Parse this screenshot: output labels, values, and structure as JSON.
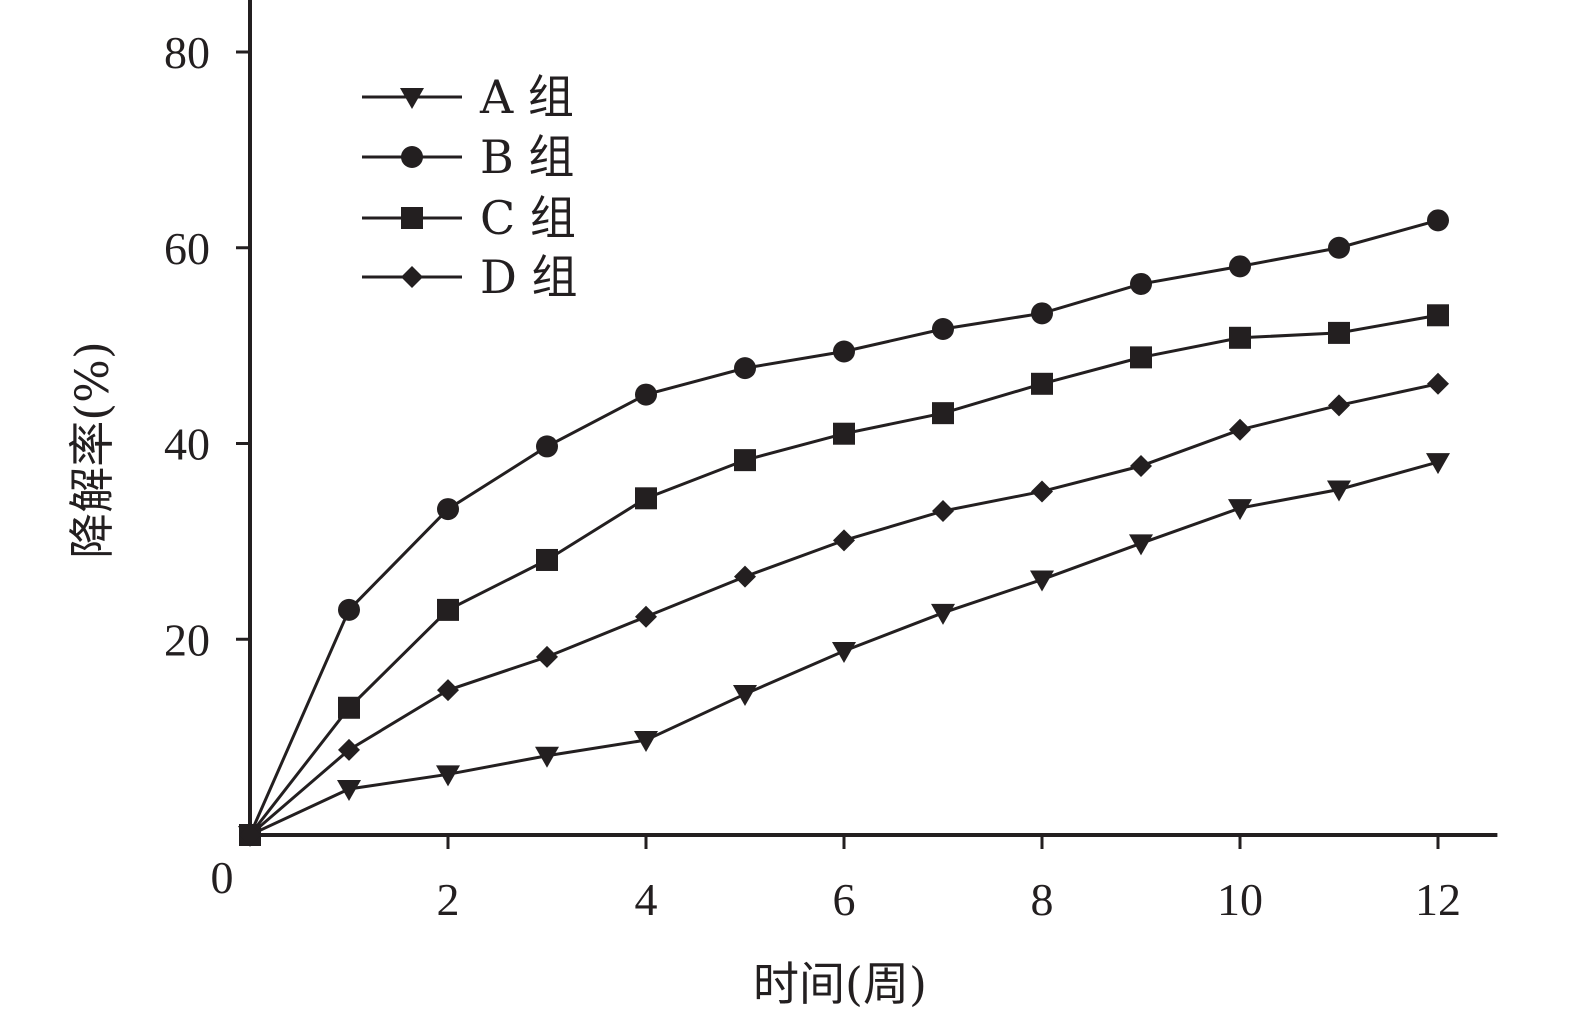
{
  "chart_data": {
    "type": "line",
    "xlabel": "时间(周)",
    "ylabel": "降解率(%)",
    "origin_label": "0",
    "xlim": [
      0,
      12.6
    ],
    "ylim": [
      0,
      86
    ],
    "x_ticks": [
      2,
      4,
      6,
      8,
      10,
      12
    ],
    "x_tick_labels": [
      "2",
      "4",
      "6",
      "8",
      "10",
      "12"
    ],
    "y_ticks": [
      20,
      40,
      60,
      80
    ],
    "y_tick_labels": [
      "20",
      "40",
      "60",
      "80"
    ],
    "x": [
      0,
      1,
      2,
      3,
      4,
      5,
      6,
      7,
      8,
      9,
      10,
      11,
      12
    ],
    "series": [
      {
        "name": "A 组",
        "marker": "triangle-down",
        "values": [
          0,
          4.7,
          6.2,
          8.1,
          9.7,
          14.4,
          18.8,
          22.7,
          26.1,
          29.8,
          33.4,
          35.3,
          38.1
        ]
      },
      {
        "name": "B 组",
        "marker": "circle",
        "values": [
          0,
          23.0,
          33.3,
          39.7,
          45.0,
          47.7,
          49.4,
          51.7,
          53.3,
          56.3,
          58.1,
          60.0,
          62.8
        ]
      },
      {
        "name": "C 组",
        "marker": "square",
        "values": [
          0,
          13.0,
          23.0,
          28.1,
          34.4,
          38.3,
          41.0,
          43.1,
          46.1,
          48.8,
          50.8,
          51.3,
          53.1
        ]
      },
      {
        "name": "D 组",
        "marker": "diamond",
        "values": [
          0,
          8.7,
          14.8,
          18.2,
          22.3,
          26.4,
          30.1,
          33.1,
          35.1,
          37.7,
          41.4,
          43.9,
          46.1
        ]
      }
    ],
    "legend_position": "top-left",
    "grid": false,
    "colors": {
      "ink": "#231f20",
      "background": "#ffffff"
    }
  }
}
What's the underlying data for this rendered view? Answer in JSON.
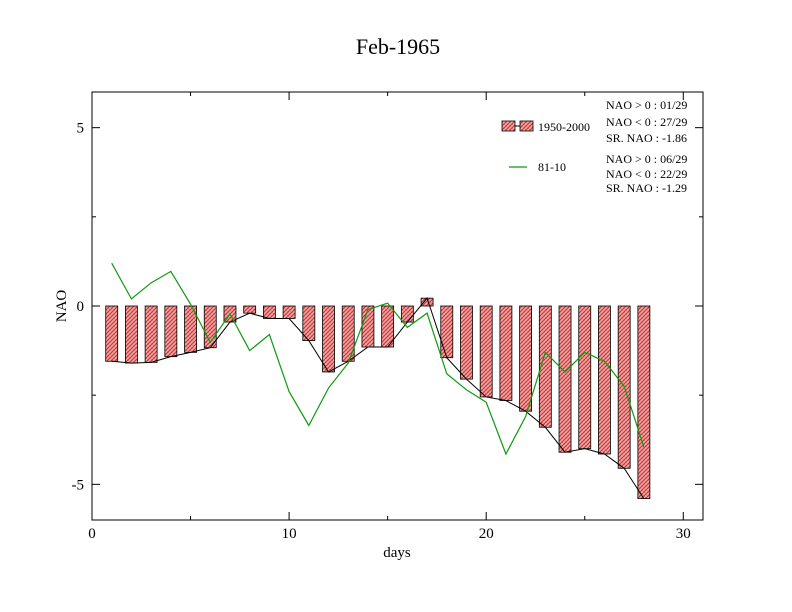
{
  "chart_data": {
    "type": "bar",
    "title": "Feb-1965",
    "xlabel": "days",
    "ylabel": "NAO",
    "xlim": [
      0,
      31
    ],
    "ylim": [
      -6,
      6
    ],
    "xticks": [
      0,
      10,
      20,
      30
    ],
    "yticks": [
      -5,
      0,
      5
    ],
    "xtick_labels": [
      "0",
      "10",
      "20",
      "30"
    ],
    "ytick_labels": [
      "-5",
      "0",
      "5"
    ],
    "grid": false,
    "legend_position": "top-right",
    "x": [
      1,
      2,
      3,
      4,
      5,
      6,
      7,
      8,
      9,
      10,
      11,
      12,
      13,
      14,
      15,
      16,
      17,
      18,
      19,
      20,
      21,
      22,
      23,
      24,
      25,
      26,
      27,
      28
    ],
    "series": [
      {
        "name": "1950-2000",
        "kind": "bar",
        "color": "#e36b6b",
        "values": [
          -1.55,
          -1.6,
          -1.58,
          -1.42,
          -1.3,
          -1.17,
          -0.45,
          -0.2,
          -0.35,
          -0.35,
          -0.97,
          -1.85,
          -1.55,
          -1.15,
          -1.15,
          -0.45,
          0.22,
          -1.45,
          -2.05,
          -2.55,
          -2.65,
          -2.95,
          -3.4,
          -4.1,
          -4.0,
          -4.15,
          -4.55,
          -5.4
        ]
      },
      {
        "name": "81-10",
        "kind": "line",
        "color": "#0f9a0f",
        "values": [
          1.2,
          0.2,
          0.65,
          0.97,
          0.05,
          -1.02,
          -0.22,
          -1.25,
          -0.8,
          -2.4,
          -3.35,
          -2.3,
          -1.6,
          -0.1,
          0.08,
          -0.6,
          -0.2,
          -1.9,
          -2.35,
          -2.7,
          -4.15,
          -3.1,
          -1.3,
          -1.85,
          -1.3,
          -1.55,
          -2.25,
          -3.95
        ]
      }
    ],
    "legend_stats": [
      [
        "NAO > 0 : 01/29",
        "NAO < 0 : 27/29",
        "SR. NAO : -1.86"
      ],
      [
        "NAO > 0 : 06/29",
        "NAO < 0 : 22/29",
        "SR. NAO : -1.29"
      ]
    ]
  }
}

********************

**Prompt**
Copy the listing word for word, excluding its pictures.

**The reply**
Parse this screenshot: output labels, values, and structure as JSON.
{
  "chart_data": {
    "type": "line",
    "xlabel": "时间(周)",
    "ylabel": "降解率(%)",
    "origin_label": "0",
    "xlim": [
      0,
      12.6
    ],
    "ylim": [
      0,
      86
    ],
    "x_ticks": [
      2,
      4,
      6,
      8,
      10,
      12
    ],
    "x_tick_labels": [
      "2",
      "4",
      "6",
      "8",
      "10",
      "12"
    ],
    "y_ticks": [
      20,
      40,
      60,
      80
    ],
    "y_tick_labels": [
      "20",
      "40",
      "60",
      "80"
    ],
    "x": [
      0,
      1,
      2,
      3,
      4,
      5,
      6,
      7,
      8,
      9,
      10,
      11,
      12
    ],
    "series": [
      {
        "name": "A 组",
        "marker": "triangle-down",
        "values": [
          0,
          4.7,
          6.2,
          8.1,
          9.7,
          14.4,
          18.8,
          22.7,
          26.1,
          29.8,
          33.4,
          35.3,
          38.1
        ]
      },
      {
        "name": "B 组",
        "marker": "circle",
        "values": [
          0,
          23.0,
          33.3,
          39.7,
          45.0,
          47.7,
          49.4,
          51.7,
          53.3,
          56.3,
          58.1,
          60.0,
          62.8
        ]
      },
      {
        "name": "C 组",
        "marker": "square",
        "values": [
          0,
          13.0,
          23.0,
          28.1,
          34.4,
          38.3,
          41.0,
          43.1,
          46.1,
          48.8,
          50.8,
          51.3,
          53.1
        ]
      },
      {
        "name": "D 组",
        "marker": "diamond",
        "values": [
          0,
          8.7,
          14.8,
          18.2,
          22.3,
          26.4,
          30.1,
          33.1,
          35.1,
          37.7,
          41.4,
          43.9,
          46.1
        ]
      }
    ],
    "legend_position": "top-left",
    "grid": false,
    "colors": {
      "ink": "#231f20",
      "background": "#ffffff"
    }
  }
}
What's the underlying data for this rendered view? Answer in JSON.
{
  "chart_data": {
    "type": "bar",
    "title": "Feb-1965",
    "xlabel": "days",
    "ylabel": "NAO",
    "xlim": [
      0,
      31
    ],
    "ylim": [
      -6,
      6
    ],
    "xticks": [
      0,
      10,
      20,
      30
    ],
    "yticks": [
      -5,
      0,
      5
    ],
    "xtick_labels": [
      "0",
      "10",
      "20",
      "30"
    ],
    "ytick_labels": [
      "-5",
      "0",
      "5"
    ],
    "grid": false,
    "legend_position": "top-right",
    "x": [
      1,
      2,
      3,
      4,
      5,
      6,
      7,
      8,
      9,
      10,
      11,
      12,
      13,
      14,
      15,
      16,
      17,
      18,
      19,
      20,
      21,
      22,
      23,
      24,
      25,
      26,
      27,
      28
    ],
    "series": [
      {
        "name": "1950-2000",
        "kind": "bar",
        "color": "#e36b6b",
        "values": [
          -1.55,
          -1.6,
          -1.58,
          -1.42,
          -1.3,
          -1.17,
          -0.45,
          -0.2,
          -0.35,
          -0.35,
          -0.97,
          -1.85,
          -1.55,
          -1.15,
          -1.15,
          -0.45,
          0.22,
          -1.45,
          -2.05,
          -2.55,
          -2.65,
          -2.95,
          -3.4,
          -4.1,
          -4.0,
          -4.15,
          -4.55,
          -5.4
        ]
      },
      {
        "name": "81-10",
        "kind": "line",
        "color": "#0f9a0f",
        "values": [
          1.2,
          0.2,
          0.65,
          0.97,
          0.05,
          -1.02,
          -0.22,
          -1.25,
          -0.8,
          -2.4,
          -3.35,
          -2.3,
          -1.6,
          -0.1,
          0.08,
          -0.6,
          -0.2,
          -1.9,
          -2.35,
          -2.7,
          -4.15,
          -3.1,
          -1.3,
          -1.85,
          -1.3,
          -1.55,
          -2.25,
          -3.95
        ]
      }
    ],
    "legend_stats": [
      [
        "NAO > 0 : 01/29",
        "NAO < 0 : 27/29",
        "SR. NAO : -1.86"
      ],
      [
        "NAO > 0 : 06/29",
        "NAO < 0 : 22/29",
        "SR. NAO : -1.29"
      ]
    ]
  }
}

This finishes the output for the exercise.